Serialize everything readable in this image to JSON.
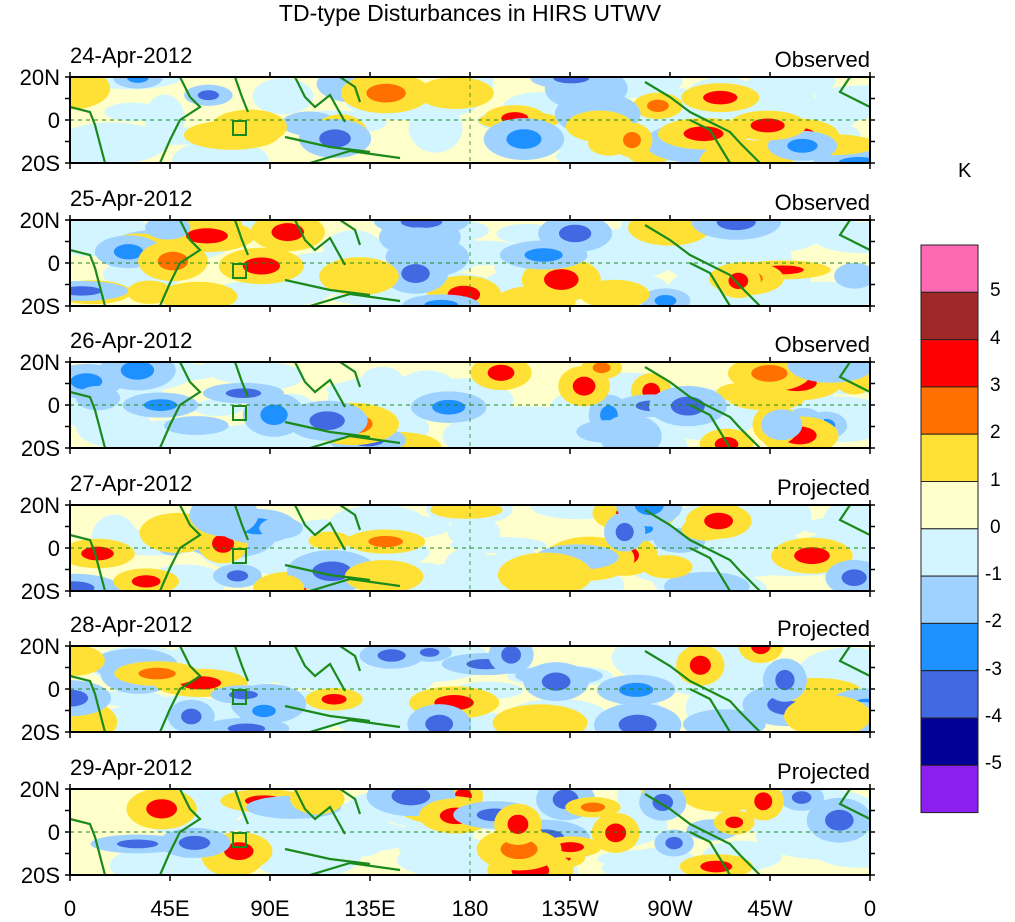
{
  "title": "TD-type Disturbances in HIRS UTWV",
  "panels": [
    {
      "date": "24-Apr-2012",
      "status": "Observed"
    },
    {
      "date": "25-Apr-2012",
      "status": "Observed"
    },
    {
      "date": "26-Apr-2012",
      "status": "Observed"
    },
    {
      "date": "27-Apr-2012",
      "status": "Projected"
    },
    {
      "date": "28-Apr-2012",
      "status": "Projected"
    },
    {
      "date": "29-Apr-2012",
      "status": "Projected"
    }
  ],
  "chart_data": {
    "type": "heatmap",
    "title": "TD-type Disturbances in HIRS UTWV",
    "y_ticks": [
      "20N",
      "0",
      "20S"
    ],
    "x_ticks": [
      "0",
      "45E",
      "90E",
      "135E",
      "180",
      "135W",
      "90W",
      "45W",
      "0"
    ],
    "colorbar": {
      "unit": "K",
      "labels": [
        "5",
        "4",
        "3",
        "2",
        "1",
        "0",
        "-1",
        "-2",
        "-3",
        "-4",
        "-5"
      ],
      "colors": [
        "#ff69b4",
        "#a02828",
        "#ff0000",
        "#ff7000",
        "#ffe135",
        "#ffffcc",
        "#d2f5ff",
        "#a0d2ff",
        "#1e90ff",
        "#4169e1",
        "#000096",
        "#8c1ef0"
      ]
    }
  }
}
§ §
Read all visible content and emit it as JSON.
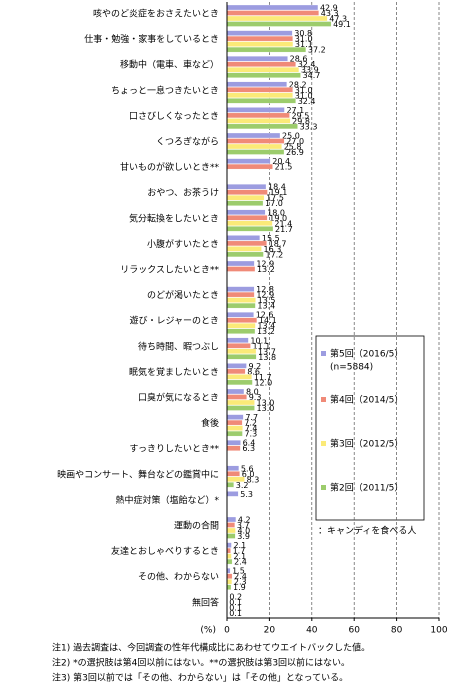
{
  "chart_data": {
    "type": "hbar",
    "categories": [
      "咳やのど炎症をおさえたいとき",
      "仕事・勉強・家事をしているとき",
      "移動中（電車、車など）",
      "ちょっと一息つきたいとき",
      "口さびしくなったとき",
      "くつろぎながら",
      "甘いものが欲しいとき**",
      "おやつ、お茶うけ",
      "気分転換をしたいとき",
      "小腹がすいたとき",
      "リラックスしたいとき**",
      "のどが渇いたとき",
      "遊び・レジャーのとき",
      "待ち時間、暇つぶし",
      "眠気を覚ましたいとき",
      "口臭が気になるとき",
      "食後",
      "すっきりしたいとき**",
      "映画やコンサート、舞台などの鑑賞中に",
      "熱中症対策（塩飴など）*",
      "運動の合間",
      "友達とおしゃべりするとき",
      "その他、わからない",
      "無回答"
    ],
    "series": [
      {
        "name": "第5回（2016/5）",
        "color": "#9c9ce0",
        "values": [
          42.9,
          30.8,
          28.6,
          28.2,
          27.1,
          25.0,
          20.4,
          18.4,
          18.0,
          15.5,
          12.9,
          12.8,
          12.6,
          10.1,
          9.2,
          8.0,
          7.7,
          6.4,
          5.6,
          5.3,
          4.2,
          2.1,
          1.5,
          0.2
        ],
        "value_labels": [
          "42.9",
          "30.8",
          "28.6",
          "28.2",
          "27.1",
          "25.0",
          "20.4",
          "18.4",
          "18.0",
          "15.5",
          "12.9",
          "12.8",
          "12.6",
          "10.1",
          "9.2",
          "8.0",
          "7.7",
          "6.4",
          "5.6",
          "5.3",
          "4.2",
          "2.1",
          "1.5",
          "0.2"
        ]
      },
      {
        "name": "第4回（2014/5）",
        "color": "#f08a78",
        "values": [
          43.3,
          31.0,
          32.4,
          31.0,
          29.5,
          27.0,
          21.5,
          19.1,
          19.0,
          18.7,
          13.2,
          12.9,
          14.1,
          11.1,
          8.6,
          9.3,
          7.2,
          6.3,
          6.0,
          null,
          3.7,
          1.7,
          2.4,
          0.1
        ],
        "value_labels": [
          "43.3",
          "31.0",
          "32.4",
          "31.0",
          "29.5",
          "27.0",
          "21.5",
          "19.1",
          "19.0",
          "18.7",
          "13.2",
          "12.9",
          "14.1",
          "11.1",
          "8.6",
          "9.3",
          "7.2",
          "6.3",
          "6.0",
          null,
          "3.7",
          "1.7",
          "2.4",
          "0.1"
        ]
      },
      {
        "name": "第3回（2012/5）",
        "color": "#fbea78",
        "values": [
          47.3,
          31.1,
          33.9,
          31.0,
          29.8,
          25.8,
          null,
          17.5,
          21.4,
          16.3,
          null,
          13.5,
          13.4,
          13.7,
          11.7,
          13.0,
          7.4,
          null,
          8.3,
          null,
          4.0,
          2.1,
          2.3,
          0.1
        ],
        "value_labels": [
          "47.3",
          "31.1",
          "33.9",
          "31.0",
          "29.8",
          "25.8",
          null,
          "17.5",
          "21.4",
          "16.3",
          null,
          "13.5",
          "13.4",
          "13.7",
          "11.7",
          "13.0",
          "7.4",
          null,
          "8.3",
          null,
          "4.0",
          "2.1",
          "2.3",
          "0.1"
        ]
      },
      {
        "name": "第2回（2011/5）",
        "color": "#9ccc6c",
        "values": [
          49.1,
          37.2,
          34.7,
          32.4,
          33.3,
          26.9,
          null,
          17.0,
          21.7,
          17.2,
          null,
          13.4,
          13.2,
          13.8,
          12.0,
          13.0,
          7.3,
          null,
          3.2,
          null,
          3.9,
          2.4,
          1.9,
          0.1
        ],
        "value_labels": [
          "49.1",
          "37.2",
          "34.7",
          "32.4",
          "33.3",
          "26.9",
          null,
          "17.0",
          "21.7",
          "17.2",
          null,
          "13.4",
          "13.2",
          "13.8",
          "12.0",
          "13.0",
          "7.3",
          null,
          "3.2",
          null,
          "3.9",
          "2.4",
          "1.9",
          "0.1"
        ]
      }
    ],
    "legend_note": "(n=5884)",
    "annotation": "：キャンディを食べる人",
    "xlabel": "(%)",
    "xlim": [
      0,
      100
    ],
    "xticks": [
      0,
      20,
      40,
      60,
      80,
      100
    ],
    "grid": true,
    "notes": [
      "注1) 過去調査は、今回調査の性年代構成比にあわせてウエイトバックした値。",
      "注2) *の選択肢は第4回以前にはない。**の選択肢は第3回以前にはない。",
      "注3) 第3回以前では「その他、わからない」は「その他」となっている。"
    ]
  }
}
§ §
**TASK TO CARRY OUT**: Only the number is wanted: how many lines of the material above include the word "title"?

**EXPECTED OUTPUT**: 2